● Entries
○ ○ ○ ○ ○

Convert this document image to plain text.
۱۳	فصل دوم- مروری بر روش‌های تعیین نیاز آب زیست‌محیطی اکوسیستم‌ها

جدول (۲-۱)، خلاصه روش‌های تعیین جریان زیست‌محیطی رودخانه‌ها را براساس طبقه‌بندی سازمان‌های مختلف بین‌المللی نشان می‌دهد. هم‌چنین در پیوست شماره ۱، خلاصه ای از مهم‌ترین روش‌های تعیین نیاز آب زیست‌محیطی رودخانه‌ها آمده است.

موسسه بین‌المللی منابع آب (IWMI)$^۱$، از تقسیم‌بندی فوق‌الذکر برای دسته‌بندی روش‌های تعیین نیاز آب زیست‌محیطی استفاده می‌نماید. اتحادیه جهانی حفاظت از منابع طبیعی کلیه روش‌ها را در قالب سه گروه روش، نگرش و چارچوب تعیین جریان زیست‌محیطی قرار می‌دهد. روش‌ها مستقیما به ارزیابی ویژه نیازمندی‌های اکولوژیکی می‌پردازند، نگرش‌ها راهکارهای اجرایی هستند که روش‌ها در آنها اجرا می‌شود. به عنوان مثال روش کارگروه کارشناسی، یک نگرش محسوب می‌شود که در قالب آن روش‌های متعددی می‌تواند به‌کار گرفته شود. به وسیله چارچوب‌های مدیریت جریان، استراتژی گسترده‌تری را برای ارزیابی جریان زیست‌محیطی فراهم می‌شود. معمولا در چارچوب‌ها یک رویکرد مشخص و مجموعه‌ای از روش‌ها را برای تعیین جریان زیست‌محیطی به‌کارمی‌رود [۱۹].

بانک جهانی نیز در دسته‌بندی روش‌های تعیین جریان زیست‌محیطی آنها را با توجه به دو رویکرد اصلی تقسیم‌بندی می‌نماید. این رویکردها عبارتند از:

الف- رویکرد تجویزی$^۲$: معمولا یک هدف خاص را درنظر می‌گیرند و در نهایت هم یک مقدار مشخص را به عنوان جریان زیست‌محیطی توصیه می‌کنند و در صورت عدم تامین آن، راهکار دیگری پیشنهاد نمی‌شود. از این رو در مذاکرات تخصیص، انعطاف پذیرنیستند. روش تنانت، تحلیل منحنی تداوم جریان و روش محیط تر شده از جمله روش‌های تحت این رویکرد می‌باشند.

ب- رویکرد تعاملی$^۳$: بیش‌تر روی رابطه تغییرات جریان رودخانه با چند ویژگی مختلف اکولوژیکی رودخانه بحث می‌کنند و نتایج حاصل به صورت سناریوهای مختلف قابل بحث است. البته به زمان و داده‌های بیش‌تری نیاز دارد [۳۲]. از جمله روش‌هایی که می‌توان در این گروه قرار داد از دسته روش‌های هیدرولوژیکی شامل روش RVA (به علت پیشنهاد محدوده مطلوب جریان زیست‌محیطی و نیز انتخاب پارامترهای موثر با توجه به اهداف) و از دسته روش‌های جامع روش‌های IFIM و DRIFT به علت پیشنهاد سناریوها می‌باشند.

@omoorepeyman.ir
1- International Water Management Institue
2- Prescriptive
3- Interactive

○ ○ ○ ○ ○

● What the task requires
Indicate how many lines of the material contain the string "المللی", giving the number and nothing more.

● Problem solution
2